* Short problem *
Give the number of lines that include the word "JSON", and nothing else.
** start of Records supplied **
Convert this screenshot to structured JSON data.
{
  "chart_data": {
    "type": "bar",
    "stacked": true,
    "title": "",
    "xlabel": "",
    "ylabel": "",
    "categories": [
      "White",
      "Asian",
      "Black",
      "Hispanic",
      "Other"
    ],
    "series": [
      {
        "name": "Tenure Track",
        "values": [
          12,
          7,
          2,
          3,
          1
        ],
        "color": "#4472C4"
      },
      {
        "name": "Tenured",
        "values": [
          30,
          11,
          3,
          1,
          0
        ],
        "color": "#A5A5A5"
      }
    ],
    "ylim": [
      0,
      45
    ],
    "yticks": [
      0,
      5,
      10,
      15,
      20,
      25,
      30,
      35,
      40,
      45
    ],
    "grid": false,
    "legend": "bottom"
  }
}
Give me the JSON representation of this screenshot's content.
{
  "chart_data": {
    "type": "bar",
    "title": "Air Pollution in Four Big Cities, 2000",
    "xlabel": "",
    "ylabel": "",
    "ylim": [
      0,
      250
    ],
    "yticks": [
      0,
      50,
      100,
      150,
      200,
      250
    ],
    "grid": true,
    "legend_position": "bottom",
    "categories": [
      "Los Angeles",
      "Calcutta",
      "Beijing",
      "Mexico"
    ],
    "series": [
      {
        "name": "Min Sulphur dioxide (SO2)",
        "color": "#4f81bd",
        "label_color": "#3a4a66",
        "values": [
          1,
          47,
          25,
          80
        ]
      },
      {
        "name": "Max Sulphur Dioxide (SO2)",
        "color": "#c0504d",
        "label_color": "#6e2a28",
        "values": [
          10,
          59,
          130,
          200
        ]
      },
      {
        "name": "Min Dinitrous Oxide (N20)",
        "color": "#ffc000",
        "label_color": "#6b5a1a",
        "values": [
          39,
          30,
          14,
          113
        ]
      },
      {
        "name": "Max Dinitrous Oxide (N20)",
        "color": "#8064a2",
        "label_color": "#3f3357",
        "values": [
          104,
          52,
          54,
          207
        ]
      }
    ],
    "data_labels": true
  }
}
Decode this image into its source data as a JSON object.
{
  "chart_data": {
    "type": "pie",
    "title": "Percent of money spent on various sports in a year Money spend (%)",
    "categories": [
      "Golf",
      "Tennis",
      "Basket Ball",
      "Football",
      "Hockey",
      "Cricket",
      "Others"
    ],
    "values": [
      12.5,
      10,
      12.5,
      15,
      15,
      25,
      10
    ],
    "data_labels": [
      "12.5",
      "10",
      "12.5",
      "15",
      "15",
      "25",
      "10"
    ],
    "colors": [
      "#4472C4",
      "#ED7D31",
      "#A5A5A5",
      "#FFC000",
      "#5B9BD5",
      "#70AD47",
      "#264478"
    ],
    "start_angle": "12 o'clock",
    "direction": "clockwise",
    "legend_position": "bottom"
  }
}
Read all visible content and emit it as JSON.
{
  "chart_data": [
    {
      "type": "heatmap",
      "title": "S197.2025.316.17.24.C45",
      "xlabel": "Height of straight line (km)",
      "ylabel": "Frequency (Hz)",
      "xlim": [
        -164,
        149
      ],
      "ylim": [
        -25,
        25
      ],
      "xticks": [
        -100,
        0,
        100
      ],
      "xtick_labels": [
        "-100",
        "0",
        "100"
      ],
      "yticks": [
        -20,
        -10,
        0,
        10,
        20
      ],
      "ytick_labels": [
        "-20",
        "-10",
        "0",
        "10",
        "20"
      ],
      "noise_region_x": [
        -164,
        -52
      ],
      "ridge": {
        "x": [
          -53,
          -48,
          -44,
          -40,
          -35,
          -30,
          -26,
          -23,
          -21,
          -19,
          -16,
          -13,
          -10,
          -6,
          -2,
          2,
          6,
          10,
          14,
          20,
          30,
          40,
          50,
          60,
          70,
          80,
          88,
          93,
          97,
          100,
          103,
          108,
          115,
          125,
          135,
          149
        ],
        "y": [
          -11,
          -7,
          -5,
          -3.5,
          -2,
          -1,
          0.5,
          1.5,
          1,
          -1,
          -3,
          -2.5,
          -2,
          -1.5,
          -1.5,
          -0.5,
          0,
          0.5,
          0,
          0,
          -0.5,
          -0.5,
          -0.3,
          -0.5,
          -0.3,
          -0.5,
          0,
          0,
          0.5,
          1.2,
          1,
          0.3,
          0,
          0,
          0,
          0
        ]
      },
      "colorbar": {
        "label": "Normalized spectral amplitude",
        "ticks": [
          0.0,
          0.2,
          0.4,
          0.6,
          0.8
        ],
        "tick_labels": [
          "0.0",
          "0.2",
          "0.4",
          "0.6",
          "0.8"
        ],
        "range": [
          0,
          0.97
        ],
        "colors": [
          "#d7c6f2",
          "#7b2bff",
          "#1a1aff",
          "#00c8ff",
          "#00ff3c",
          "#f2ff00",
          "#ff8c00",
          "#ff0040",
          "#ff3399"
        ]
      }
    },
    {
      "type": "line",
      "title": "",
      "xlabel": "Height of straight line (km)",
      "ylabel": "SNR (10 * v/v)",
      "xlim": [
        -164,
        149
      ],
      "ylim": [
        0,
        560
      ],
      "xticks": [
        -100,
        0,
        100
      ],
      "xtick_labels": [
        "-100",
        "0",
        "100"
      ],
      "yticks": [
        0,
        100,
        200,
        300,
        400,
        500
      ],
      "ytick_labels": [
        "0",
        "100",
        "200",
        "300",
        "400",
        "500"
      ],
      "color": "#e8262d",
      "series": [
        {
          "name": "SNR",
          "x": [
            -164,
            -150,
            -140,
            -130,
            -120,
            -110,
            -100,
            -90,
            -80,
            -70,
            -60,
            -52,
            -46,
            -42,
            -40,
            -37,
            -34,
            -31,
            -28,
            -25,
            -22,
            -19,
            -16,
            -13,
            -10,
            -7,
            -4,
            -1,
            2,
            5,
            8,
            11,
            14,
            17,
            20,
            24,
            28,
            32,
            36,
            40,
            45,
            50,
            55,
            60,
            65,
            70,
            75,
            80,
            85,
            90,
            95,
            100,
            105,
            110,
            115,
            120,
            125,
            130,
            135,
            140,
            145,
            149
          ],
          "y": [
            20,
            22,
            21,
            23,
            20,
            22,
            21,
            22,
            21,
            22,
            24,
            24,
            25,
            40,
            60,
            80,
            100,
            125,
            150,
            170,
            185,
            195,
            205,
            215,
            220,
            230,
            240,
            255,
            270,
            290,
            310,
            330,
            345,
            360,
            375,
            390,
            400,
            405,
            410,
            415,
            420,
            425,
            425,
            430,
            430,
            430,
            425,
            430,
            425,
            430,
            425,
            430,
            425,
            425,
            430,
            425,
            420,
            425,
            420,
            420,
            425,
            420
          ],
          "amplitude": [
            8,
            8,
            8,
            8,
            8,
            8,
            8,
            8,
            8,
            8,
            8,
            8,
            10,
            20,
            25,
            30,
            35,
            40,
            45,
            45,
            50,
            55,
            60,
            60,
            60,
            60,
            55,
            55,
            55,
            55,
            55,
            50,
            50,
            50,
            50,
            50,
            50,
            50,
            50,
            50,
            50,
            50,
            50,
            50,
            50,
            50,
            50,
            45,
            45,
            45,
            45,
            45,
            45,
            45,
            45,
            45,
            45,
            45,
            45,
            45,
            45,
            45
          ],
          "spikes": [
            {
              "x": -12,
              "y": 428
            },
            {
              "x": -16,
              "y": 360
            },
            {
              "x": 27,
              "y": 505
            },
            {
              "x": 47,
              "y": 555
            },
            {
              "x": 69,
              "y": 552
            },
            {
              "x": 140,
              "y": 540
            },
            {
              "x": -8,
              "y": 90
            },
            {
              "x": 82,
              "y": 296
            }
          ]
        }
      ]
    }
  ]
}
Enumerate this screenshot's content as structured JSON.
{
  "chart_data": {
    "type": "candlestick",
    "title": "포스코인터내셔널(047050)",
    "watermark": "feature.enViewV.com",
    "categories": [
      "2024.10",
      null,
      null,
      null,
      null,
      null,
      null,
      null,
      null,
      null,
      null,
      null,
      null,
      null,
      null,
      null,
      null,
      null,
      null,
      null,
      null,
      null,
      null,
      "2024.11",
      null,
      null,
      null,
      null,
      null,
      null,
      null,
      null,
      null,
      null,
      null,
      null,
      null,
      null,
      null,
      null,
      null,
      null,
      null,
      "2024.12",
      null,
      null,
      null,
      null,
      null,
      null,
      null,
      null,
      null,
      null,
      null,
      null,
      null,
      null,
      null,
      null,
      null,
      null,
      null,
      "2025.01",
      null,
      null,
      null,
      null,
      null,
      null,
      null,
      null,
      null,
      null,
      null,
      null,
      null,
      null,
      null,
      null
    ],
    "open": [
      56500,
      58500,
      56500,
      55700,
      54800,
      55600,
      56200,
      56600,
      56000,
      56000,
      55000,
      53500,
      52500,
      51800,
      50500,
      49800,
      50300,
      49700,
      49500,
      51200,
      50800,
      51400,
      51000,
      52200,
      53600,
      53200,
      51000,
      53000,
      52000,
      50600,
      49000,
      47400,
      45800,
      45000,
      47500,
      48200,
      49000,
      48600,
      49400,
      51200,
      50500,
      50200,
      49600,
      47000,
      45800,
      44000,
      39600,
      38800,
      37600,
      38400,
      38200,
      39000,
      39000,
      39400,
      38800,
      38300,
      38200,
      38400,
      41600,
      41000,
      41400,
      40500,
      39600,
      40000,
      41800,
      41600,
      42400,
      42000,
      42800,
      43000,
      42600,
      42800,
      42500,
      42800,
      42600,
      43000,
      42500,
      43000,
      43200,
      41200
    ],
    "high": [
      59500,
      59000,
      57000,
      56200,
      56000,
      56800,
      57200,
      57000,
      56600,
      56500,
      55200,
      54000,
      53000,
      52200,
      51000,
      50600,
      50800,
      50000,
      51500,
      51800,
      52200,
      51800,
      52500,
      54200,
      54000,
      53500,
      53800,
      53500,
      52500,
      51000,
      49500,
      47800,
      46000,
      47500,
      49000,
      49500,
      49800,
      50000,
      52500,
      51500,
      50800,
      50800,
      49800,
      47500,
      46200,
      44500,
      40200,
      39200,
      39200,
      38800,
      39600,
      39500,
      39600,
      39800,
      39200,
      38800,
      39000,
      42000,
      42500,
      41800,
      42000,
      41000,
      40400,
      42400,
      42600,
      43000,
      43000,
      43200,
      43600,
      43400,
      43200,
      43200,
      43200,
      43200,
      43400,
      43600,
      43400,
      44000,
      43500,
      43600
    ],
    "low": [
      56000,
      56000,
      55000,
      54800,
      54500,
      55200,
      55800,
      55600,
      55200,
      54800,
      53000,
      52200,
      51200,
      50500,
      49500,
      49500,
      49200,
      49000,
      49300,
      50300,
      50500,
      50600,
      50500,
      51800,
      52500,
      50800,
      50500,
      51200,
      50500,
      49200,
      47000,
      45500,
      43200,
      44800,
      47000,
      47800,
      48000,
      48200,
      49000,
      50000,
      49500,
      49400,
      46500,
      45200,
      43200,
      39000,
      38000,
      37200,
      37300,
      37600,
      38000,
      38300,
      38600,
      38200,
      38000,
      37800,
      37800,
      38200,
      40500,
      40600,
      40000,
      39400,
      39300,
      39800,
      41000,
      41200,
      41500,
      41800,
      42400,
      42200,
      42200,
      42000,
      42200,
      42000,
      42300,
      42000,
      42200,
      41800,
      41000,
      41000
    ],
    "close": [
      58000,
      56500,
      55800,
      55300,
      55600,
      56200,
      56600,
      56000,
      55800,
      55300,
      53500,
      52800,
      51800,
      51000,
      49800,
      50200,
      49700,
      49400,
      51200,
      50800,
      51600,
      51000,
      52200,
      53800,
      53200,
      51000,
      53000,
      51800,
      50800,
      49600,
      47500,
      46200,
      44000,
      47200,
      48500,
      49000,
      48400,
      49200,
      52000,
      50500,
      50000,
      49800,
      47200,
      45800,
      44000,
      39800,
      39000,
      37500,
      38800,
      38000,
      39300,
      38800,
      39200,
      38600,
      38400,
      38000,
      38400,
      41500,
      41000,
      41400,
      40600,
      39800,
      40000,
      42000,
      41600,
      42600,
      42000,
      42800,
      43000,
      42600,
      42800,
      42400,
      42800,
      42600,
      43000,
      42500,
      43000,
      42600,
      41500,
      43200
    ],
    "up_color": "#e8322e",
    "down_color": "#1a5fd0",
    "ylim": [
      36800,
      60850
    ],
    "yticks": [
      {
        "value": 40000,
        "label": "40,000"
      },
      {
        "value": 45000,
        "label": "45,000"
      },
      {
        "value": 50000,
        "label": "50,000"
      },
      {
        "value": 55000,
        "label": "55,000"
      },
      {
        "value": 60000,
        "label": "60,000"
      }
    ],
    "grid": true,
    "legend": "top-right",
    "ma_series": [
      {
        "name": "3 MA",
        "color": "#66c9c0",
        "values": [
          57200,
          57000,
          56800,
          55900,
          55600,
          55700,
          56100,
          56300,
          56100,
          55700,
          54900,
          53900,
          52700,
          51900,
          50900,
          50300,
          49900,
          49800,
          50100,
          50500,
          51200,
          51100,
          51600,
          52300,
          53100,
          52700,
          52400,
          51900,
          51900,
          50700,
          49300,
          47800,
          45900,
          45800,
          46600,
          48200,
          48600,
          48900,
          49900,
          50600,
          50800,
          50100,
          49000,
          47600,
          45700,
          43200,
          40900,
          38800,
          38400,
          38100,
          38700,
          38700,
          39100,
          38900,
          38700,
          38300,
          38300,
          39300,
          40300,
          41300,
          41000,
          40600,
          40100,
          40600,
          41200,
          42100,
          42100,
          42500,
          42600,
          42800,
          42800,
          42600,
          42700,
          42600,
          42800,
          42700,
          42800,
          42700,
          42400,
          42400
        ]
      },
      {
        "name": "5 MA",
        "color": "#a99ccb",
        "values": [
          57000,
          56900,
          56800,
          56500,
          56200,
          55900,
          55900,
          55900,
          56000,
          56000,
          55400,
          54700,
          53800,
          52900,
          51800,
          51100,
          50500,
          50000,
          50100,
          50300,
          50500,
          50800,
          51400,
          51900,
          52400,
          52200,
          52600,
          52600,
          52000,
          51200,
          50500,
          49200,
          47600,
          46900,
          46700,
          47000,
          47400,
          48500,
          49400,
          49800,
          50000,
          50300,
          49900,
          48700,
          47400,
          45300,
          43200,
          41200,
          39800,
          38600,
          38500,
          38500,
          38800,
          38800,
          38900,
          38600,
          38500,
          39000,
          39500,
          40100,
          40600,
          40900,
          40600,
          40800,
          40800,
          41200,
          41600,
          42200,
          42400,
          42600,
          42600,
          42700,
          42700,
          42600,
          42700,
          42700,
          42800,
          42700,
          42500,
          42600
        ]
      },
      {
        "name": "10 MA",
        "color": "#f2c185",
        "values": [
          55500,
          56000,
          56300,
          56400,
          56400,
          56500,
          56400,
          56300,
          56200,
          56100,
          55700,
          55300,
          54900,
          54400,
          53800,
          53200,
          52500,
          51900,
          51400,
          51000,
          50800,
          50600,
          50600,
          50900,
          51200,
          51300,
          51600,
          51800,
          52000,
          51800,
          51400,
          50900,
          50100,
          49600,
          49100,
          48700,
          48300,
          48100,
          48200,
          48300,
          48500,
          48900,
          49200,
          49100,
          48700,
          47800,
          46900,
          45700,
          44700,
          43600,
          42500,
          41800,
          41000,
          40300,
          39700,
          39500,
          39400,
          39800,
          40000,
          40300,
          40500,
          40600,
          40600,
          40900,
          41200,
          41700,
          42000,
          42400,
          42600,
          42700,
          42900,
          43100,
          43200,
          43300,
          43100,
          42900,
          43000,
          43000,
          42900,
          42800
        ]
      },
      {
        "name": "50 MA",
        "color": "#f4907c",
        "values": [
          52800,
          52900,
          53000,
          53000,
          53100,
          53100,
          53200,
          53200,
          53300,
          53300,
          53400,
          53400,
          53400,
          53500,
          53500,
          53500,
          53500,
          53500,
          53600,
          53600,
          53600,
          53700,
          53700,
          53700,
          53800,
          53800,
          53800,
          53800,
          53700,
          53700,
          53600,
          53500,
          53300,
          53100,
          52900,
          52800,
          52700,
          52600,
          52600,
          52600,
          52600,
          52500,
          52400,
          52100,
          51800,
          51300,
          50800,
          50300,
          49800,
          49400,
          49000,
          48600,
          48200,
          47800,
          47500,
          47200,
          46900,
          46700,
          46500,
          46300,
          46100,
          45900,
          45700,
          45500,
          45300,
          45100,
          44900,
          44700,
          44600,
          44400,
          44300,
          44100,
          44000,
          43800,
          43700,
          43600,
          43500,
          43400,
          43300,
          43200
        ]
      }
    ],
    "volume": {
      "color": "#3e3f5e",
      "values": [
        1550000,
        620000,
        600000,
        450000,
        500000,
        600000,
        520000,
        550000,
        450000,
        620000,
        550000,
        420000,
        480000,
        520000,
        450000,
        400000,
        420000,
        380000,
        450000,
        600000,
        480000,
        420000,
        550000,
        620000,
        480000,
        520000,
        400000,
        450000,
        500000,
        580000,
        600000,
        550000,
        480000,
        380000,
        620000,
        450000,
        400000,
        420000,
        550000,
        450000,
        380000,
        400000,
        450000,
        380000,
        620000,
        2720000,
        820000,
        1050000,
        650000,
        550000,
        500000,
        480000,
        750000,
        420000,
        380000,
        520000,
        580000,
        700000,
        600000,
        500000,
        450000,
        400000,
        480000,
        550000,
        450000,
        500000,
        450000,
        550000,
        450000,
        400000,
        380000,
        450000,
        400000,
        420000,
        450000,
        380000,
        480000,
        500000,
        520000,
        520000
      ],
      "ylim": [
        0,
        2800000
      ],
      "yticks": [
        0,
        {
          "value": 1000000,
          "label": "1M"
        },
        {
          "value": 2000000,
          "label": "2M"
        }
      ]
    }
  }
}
** end of Records supplied **
* Exercise result *
5